## Your objective
Would you extract the whole listing below and retype it exactly?

## Given information
__________

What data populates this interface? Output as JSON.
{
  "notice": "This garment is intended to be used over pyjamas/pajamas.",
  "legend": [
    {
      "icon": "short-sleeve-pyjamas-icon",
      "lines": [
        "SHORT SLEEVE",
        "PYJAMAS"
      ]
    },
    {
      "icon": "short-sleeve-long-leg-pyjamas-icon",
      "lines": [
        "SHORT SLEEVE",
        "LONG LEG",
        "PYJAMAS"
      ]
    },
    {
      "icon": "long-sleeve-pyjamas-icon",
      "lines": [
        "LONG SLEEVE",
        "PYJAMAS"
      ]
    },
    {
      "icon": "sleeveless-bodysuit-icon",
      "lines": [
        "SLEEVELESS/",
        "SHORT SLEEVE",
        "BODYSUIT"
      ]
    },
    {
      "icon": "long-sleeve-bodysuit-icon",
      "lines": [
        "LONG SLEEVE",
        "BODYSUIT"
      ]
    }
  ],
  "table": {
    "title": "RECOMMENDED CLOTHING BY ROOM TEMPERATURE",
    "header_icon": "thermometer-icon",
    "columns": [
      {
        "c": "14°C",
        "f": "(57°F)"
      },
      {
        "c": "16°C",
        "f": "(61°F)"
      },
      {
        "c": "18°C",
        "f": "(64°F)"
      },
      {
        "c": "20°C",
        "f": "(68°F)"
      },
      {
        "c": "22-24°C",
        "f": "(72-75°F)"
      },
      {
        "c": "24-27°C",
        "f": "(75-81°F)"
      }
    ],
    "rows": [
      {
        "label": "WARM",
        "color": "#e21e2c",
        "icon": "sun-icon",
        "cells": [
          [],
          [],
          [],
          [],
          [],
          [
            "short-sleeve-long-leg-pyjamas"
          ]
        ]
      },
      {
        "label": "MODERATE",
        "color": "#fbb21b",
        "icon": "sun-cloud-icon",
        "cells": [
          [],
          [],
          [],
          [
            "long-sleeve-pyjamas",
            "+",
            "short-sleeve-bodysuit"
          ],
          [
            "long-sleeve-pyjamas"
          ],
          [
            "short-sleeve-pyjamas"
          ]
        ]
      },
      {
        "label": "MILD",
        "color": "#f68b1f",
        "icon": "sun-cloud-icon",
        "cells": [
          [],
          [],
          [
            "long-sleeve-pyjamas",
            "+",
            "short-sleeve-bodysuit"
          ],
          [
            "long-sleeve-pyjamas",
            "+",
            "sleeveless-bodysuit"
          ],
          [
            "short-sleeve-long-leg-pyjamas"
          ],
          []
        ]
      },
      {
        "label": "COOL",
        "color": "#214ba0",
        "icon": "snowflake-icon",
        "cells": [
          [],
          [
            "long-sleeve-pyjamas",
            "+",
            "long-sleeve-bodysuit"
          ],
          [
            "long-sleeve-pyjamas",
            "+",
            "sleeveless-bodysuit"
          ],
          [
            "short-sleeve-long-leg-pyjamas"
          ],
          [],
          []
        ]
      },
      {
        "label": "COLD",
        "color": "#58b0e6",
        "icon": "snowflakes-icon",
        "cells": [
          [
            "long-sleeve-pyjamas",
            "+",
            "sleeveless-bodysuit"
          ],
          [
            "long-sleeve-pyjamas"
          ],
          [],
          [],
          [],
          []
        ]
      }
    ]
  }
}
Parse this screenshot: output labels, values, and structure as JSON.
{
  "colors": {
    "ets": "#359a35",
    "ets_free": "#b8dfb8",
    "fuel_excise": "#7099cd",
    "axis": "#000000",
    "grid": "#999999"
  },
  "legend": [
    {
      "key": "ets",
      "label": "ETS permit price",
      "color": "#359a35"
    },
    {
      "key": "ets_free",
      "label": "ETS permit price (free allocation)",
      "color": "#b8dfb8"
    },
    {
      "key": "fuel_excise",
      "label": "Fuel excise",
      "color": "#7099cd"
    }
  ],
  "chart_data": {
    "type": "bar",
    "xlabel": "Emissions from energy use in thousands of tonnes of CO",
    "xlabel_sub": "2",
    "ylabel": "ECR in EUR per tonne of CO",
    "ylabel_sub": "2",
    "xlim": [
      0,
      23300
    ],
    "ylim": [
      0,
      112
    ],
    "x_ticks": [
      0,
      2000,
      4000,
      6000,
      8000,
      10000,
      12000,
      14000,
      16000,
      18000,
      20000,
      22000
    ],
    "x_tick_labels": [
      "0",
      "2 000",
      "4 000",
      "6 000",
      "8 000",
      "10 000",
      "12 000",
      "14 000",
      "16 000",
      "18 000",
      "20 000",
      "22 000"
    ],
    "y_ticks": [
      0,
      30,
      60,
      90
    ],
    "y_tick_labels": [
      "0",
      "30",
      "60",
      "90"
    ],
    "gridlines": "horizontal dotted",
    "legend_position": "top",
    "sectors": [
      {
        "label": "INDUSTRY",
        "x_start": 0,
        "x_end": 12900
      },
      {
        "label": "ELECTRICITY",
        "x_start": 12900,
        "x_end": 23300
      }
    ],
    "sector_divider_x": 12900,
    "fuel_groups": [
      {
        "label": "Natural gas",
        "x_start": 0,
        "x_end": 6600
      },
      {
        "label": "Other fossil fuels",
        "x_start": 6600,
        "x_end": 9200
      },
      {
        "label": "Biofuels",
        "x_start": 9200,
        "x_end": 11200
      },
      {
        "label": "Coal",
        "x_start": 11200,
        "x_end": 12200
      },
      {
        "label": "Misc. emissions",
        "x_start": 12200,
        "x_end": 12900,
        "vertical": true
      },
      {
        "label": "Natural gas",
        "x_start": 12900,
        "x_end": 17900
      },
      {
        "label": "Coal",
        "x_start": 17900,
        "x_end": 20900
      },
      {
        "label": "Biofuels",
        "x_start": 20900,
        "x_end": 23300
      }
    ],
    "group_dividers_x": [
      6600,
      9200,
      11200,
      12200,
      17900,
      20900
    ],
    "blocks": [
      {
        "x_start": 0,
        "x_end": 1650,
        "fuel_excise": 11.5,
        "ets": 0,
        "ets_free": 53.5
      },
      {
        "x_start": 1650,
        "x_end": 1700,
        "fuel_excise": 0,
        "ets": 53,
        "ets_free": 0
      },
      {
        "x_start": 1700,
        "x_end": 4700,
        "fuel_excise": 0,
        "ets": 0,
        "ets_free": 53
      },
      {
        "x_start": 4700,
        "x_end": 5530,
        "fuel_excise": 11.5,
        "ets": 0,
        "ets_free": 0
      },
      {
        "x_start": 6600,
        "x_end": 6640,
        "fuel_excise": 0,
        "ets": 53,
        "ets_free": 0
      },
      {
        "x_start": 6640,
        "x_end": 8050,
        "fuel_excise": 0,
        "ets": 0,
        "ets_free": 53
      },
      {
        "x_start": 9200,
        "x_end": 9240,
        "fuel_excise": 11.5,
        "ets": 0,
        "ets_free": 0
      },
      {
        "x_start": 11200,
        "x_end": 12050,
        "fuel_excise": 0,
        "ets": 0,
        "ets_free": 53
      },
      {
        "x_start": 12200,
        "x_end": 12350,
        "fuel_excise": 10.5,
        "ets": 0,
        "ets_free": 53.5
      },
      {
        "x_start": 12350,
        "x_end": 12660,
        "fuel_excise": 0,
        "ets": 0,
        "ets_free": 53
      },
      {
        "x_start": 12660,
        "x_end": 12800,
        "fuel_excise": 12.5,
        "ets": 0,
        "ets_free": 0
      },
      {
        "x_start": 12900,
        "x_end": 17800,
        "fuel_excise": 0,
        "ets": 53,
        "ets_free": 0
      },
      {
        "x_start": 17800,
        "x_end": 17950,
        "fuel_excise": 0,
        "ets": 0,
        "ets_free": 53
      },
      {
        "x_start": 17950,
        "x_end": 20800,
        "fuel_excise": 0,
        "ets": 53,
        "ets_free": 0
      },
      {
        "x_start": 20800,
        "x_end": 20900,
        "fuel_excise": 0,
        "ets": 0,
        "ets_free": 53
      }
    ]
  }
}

__________

## Complete answer
What data populates this interface? Output as JSON.
{
  "notice": "This garment is intended to be used over pyjamas/pajamas.",
  "legend": [
    {
      "icon": "short-sleeve-pyjamas-icon",
      "lines": [
        "SHORT SLEEVE",
        "PYJAMAS"
      ]
    },
    {
      "icon": "short-sleeve-long-leg-pyjamas-icon",
      "lines": [
        "SHORT SLEEVE",
        "LONG LEG",
        "PYJAMAS"
      ]
    },
    {
      "icon": "long-sleeve-pyjamas-icon",
      "lines": [
        "LONG SLEEVE",
        "PYJAMAS"
      ]
    },
    {
      "icon": "sleeveless-bodysuit-icon",
      "lines": [
        "SLEEVELESS/",
        "SHORT SLEEVE",
        "BODYSUIT"
      ]
    },
    {
      "icon": "long-sleeve-bodysuit-icon",
      "lines": [
        "LONG SLEEVE",
        "BODYSUIT"
      ]
    }
  ],
  "table": {
    "title": "RECOMMENDED CLOTHING BY ROOM TEMPERATURE",
    "header_icon": "thermometer-icon",
    "columns": [
      {
        "c": "14°C",
        "f": "(57°F)"
      },
      {
        "c": "16°C",
        "f": "(61°F)"
      },
      {
        "c": "18°C",
        "f": "(64°F)"
      },
      {
        "c": "20°C",
        "f": "(68°F)"
      },
      {
        "c": "22-24°C",
        "f": "(72-75°F)"
      },
      {
        "c": "24-27°C",
        "f": "(75-81°F)"
      }
    ],
    "rows": [
      {
        "label": "WARM",
        "color": "#e21e2c",
        "icon": "sun-icon",
        "cells": [
          [],
          [],
          [],
          [],
          [],
          [
            "short-sleeve-long-leg-pyjamas"
          ]
        ]
      },
      {
        "label": "MODERATE",
        "color": "#fbb21b",
        "icon": "sun-cloud-icon",
        "cells": [
          [],
          [],
          [],
          [
            "long-sleeve-pyjamas",
            "+",
            "short-sleeve-bodysuit"
          ],
          [
            "long-sleeve-pyjamas"
          ],
          [
            "short-sleeve-pyjamas"
          ]
        ]
      },
      {
        "label": "MILD",
        "color": "#f68b1f",
        "icon": "sun-cloud-icon",
        "cells": [
          [],
          [],
          [
            "long-sleeve-pyjamas",
            "+",
            "short-sleeve-bodysuit"
          ],
          [
            "long-sleeve-pyjamas",
            "+",
            "sleeveless-bodysuit"
          ],
          [
            "short-sleeve-long-leg-pyjamas"
          ],
          []
        ]
      },
      {
        "label": "COOL",
        "color": "#214ba0",
        "icon": "snowflake-icon",
        "cells": [
          [],
          [
            "long-sleeve-pyjamas",
            "+",
            "long-sleeve-bodysuit"
          ],
          [
            "long-sleeve-pyjamas",
            "+",
            "sleeveless-bodysuit"
          ],
          [
            "short-sleeve-long-leg-pyjamas"
          ],
          [],
          []
        ]
      },
      {
        "label": "COLD",
        "color": "#58b0e6",
        "icon": "snowflakes-icon",
        "cells": [
          [
            "long-sleeve-pyjamas",
            "+",
            "sleeveless-bodysuit"
          ],
          [
            "long-sleeve-pyjamas"
          ],
          [],
          [],
          [],
          []
        ]
      }
    ]
  }
}
Parse this screenshot: output labels, values, and structure as JSON.
{
  "colors": {
    "ets": "#359a35",
    "ets_free": "#b8dfb8",
    "fuel_excise": "#7099cd",
    "axis": "#000000",
    "grid": "#999999"
  },
  "legend": [
    {
      "key": "ets",
      "label": "ETS permit price",
      "color": "#359a35"
    },
    {
      "key": "ets_free",
      "label": "ETS permit price (free allocation)",
      "color": "#b8dfb8"
    },
    {
      "key": "fuel_excise",
      "label": "Fuel excise",
      "color": "#7099cd"
    }
  ],
  "chart_data": {
    "type": "bar",
    "xlabel": "Emissions from energy use in thousands of tonnes of CO",
    "xlabel_sub": "2",
    "ylabel": "ECR in EUR per tonne of CO",
    "ylabel_sub": "2",
    "xlim": [
      0,
      23300
    ],
    "ylim": [
      0,
      112
    ],
    "x_ticks": [
      0,
      2000,
      4000,
      6000,
      8000,
      10000,
      12000,
      14000,
      16000,
      18000,
      20000,
      22000
    ],
    "x_tick_labels": [
      "0",
      "2 000",
      "4 000",
      "6 000",
      "8 000",
      "10 000",
      "12 000",
      "14 000",
      "16 000",
      "18 000",
      "20 000",
      "22 000"
    ],
    "y_ticks": [
      0,
      30,
      60,
      90
    ],
    "y_tick_labels": [
      "0",
      "30",
      "60",
      "90"
    ],
    "gridlines": "horizontal dotted",
    "legend_position": "top",
    "sectors": [
      {
        "label": "INDUSTRY",
        "x_start": 0,
        "x_end": 12900
      },
      {
        "label": "ELECTRICITY",
        "x_start": 12900,
        "x_end": 23300
      }
    ],
    "sector_divider_x": 12900,
    "fuel_groups": [
      {
        "label": "Natural gas",
        "x_start": 0,
        "x_end": 6600
      },
      {
        "label": "Other fossil fuels",
        "x_start": 6600,
        "x_end": 9200
      },
      {
        "label": "Biofuels",
        "x_start": 9200,
        "x_end": 11200
      },
      {
        "label": "Coal",
        "x_start": 11200,
        "x_end": 12200
      },
      {
        "label": "Misc. emissions",
        "x_start": 12200,
        "x_end": 12900,
        "vertical": true
      },
      {
        "label": "Natural gas",
        "x_start": 12900,
        "x_end": 17900
      },
      {
        "label": "Coal",
        "x_start": 17900,
        "x_end": 20900
      },
      {
        "label": "Biofuels",
        "x_start": 20900,
        "x_end": 23300
      }
    ],
    "group_dividers_x": [
      6600,
      9200,
      11200,
      12200,
      17900,
      20900
    ],
    "blocks": [
      {
        "x_start": 0,
        "x_end": 1650,
        "fuel_excise": 11.5,
        "ets": 0,
        "ets_free": 53.5
      },
      {
        "x_start": 1650,
        "x_end": 1700,
        "fuel_excise": 0,
        "ets": 53,
        "ets_free": 0
      },
      {
        "x_start": 1700,
        "x_end": 4700,
        "fuel_excise": 0,
        "ets": 0,
        "ets_free": 53
      },
      {
        "x_start": 4700,
        "x_end": 5530,
        "fuel_excise": 11.5,
        "ets": 0,
        "ets_free": 0
      },
      {
        "x_start": 6600,
        "x_end": 6640,
        "fuel_excise": 0,
        "ets": 53,
        "ets_free": 0
      },
      {
        "x_start": 6640,
        "x_end": 8050,
        "fuel_excise": 0,
        "ets": 0,
        "ets_free": 53
      },
      {
        "x_start": 9200,
        "x_end": 9240,
        "fuel_excise": 11.5,
        "ets": 0,
        "ets_free": 0
      },
      {
        "x_start": 11200,
        "x_end": 12050,
        "fuel_excise": 0,
        "ets": 0,
        "ets_free": 53
      },
      {
        "x_start": 12200,
        "x_end": 12350,
        "fuel_excise": 10.5,
        "ets": 0,
        "ets_free": 53.5
      },
      {
        "x_start": 12350,
        "x_end": 12660,
        "fuel_excise": 0,
        "ets": 0,
        "ets_free": 53
      },
      {
        "x_start": 12660,
        "x_end": 12800,
        "fuel_excise": 12.5,
        "ets": 0,
        "ets_free": 0
      },
      {
        "x_start": 12900,
        "x_end": 17800,
        "fuel_excise": 0,
        "ets": 53,
        "ets_free": 0
      },
      {
        "x_start": 17800,
        "x_end": 17950,
        "fuel_excise": 0,
        "ets": 0,
        "ets_free": 53
      },
      {
        "x_start": 17950,
        "x_end": 20800,
        "fuel_excise": 0,
        "ets": 53,
        "ets_free": 0
      },
      {
        "x_start": 20800,
        "x_end": 20900,
        "fuel_excise": 0,
        "ets": 0,
        "ets_free": 53
      }
    ]
  }
}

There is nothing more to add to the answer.